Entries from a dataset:
╔══
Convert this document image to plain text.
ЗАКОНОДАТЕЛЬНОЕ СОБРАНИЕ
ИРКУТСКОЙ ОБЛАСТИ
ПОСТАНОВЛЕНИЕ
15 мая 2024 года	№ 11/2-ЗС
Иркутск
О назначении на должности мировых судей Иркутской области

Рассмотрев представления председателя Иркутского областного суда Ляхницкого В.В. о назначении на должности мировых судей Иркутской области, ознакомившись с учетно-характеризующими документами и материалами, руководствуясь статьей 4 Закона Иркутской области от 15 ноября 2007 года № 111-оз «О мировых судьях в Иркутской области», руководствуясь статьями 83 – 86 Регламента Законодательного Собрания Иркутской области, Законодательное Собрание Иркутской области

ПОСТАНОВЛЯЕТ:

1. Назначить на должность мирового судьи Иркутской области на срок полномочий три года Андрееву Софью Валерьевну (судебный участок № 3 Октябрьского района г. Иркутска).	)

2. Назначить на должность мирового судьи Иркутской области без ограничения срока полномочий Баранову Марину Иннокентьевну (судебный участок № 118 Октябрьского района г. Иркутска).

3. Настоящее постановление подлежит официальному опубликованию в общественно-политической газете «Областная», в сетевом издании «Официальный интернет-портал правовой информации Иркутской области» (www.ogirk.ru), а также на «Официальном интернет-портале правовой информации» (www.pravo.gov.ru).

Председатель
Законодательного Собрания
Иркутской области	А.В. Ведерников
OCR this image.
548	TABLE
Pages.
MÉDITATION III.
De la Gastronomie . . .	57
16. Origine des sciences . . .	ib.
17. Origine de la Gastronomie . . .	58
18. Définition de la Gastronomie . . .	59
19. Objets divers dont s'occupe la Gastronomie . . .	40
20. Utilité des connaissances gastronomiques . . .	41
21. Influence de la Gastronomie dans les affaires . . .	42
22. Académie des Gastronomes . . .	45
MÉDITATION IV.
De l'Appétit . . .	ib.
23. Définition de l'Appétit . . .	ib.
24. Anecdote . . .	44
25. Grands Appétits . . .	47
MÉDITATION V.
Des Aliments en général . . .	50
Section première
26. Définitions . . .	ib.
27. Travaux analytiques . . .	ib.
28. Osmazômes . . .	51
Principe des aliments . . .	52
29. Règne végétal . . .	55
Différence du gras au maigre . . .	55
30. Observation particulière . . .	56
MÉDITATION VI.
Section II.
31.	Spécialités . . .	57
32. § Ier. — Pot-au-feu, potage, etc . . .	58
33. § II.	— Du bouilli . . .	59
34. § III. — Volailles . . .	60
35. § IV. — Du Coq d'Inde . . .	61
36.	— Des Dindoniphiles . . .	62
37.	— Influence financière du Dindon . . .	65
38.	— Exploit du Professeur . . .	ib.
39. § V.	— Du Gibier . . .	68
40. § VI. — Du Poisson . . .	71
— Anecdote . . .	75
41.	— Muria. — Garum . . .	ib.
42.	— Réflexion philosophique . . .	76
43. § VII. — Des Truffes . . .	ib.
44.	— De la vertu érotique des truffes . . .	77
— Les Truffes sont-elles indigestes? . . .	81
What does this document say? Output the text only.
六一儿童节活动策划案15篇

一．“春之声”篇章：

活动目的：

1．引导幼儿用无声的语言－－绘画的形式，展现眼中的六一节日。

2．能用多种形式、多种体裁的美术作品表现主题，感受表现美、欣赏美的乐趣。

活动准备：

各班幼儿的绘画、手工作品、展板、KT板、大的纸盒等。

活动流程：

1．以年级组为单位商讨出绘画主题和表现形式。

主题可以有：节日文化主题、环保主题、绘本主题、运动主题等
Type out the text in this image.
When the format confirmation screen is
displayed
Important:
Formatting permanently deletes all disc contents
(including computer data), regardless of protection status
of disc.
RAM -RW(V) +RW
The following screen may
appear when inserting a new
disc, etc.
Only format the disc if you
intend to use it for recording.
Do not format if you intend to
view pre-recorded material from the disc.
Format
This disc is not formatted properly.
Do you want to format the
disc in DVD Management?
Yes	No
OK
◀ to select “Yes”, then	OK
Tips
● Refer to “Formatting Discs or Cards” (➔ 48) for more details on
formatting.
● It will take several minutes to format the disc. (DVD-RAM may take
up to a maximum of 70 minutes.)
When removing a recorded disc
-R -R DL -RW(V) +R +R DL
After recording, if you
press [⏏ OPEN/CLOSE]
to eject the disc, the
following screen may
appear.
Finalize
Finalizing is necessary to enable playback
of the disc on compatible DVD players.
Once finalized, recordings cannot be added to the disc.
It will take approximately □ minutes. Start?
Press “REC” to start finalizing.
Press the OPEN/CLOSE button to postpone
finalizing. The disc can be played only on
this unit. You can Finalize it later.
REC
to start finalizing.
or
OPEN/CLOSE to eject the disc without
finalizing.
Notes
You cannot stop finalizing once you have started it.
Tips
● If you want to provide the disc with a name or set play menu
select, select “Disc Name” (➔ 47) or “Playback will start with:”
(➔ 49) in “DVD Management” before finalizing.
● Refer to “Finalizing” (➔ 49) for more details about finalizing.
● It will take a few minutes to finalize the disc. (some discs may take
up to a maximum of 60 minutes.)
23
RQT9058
╚══
[EXERCISE REQUIREMENTS] Tally how many lines of the material contain the word "details". The answer must be the number and nothing else.

[ANSWER TO THIS PROBLEM] 2